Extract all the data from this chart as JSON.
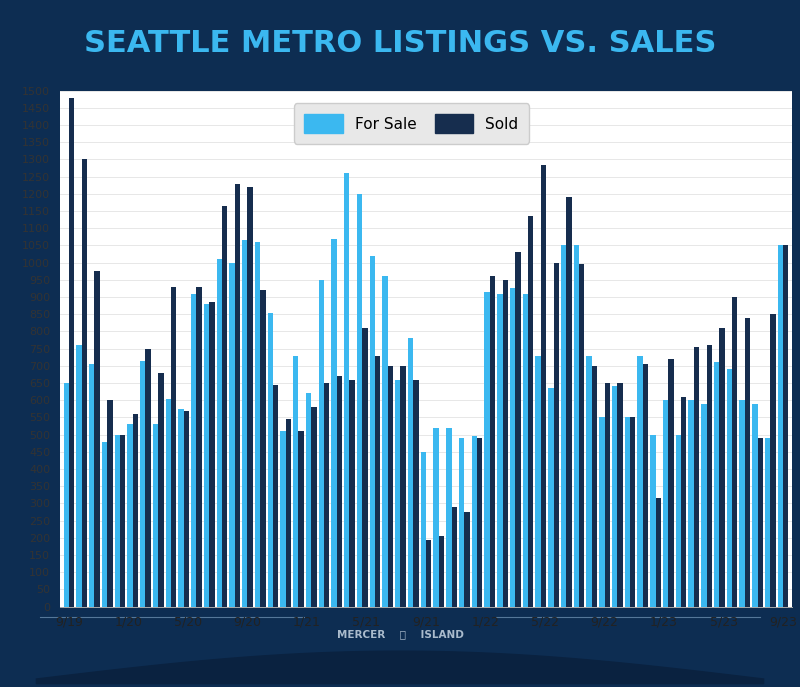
{
  "title": "SEATTLE METRO LISTINGS VS. SALES",
  "title_color": "#3bb8f0",
  "title_bg_color": "#0d2d52",
  "chart_bg_color": "#ffffff",
  "footer_bg_color": "#0d2d52",
  "bar_color_sale": "#3bb8f0",
  "bar_color_sold": "#162d4e",
  "legend_labels": [
    "For Sale",
    "Sold"
  ],
  "x_labels": [
    "9/19",
    "1/20",
    "5/20",
    "9/20",
    "1/21",
    "5/21",
    "9/21",
    "1/22",
    "5/22",
    "9/22",
    "1/23",
    "5/23",
    "9/23"
  ],
  "yticks": [
    0,
    50,
    100,
    150,
    200,
    250,
    300,
    350,
    400,
    450,
    500,
    550,
    600,
    650,
    700,
    750,
    800,
    850,
    900,
    950,
    1000,
    1050,
    1100,
    1150,
    1200,
    1250,
    1300,
    1350,
    1400,
    1450,
    1500
  ],
  "ymax": 1500,
  "for_sale": [
    650,
    760,
    705,
    480,
    500,
    530,
    715,
    530,
    605,
    575,
    910,
    880,
    1010,
    1000,
    1065,
    1060,
    855,
    510,
    730,
    620,
    950,
    1070,
    1260,
    1200,
    1020,
    960,
    660,
    780,
    450,
    520,
    520,
    490,
    495,
    915,
    910,
    925,
    910,
    730,
    635,
    1050,
    1050,
    730,
    550,
    640,
    550,
    730,
    500,
    600,
    500,
    600,
    590,
    710,
    690,
    600,
    590,
    490,
    1050
  ],
  "sold": [
    1480,
    1300,
    975,
    600,
    500,
    560,
    750,
    680,
    930,
    570,
    930,
    885,
    1165,
    1230,
    1220,
    920,
    645,
    545,
    510,
    580,
    650,
    670,
    660,
    810,
    730,
    700,
    700,
    660,
    195,
    205,
    290,
    275,
    490,
    960,
    950,
    1030,
    1135,
    1285,
    1000,
    1190,
    995,
    700,
    650,
    650,
    550,
    705,
    315,
    720,
    610,
    755,
    760,
    810,
    900,
    840,
    490,
    850,
    1050
  ],
  "footer_text": "MERCER",
  "footer_text2": "ISLAND",
  "title_fontsize": 22,
  "tick_fontsize": 8,
  "xlabel_fontsize": 9
}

====

__WHAT IS NEEDED__: Copy every record above exactly, leaving out the pictures.

__SOLVED EXERCISE__:
Extract all the data from this chart as JSON.
{
  "title": "SEATTLE METRO LISTINGS VS. SALES",
  "title_color": "#3bb8f0",
  "title_bg_color": "#0d2d52",
  "chart_bg_color": "#ffffff",
  "footer_bg_color": "#0d2d52",
  "bar_color_sale": "#3bb8f0",
  "bar_color_sold": "#162d4e",
  "legend_labels": [
    "For Sale",
    "Sold"
  ],
  "x_labels": [
    "9/19",
    "1/20",
    "5/20",
    "9/20",
    "1/21",
    "5/21",
    "9/21",
    "1/22",
    "5/22",
    "9/22",
    "1/23",
    "5/23",
    "9/23"
  ],
  "yticks": [
    0,
    50,
    100,
    150,
    200,
    250,
    300,
    350,
    400,
    450,
    500,
    550,
    600,
    650,
    700,
    750,
    800,
    850,
    900,
    950,
    1000,
    1050,
    1100,
    1150,
    1200,
    1250,
    1300,
    1350,
    1400,
    1450,
    1500
  ],
  "ymax": 1500,
  "for_sale": [
    650,
    760,
    705,
    480,
    500,
    530,
    715,
    530,
    605,
    575,
    910,
    880,
    1010,
    1000,
    1065,
    1060,
    855,
    510,
    730,
    620,
    950,
    1070,
    1260,
    1200,
    1020,
    960,
    660,
    780,
    450,
    520,
    520,
    490,
    495,
    915,
    910,
    925,
    910,
    730,
    635,
    1050,
    1050,
    730,
    550,
    640,
    550,
    730,
    500,
    600,
    500,
    600,
    590,
    710,
    690,
    600,
    590,
    490,
    1050
  ],
  "sold": [
    1480,
    1300,
    975,
    600,
    500,
    560,
    750,
    680,
    930,
    570,
    930,
    885,
    1165,
    1230,
    1220,
    920,
    645,
    545,
    510,
    580,
    650,
    670,
    660,
    810,
    730,
    700,
    700,
    660,
    195,
    205,
    290,
    275,
    490,
    960,
    950,
    1030,
    1135,
    1285,
    1000,
    1190,
    995,
    700,
    650,
    650,
    550,
    705,
    315,
    720,
    610,
    755,
    760,
    810,
    900,
    840,
    490,
    850,
    1050
  ],
  "footer_text": "MERCER",
  "footer_text2": "ISLAND",
  "title_fontsize": 22,
  "tick_fontsize": 8,
  "xlabel_fontsize": 9
}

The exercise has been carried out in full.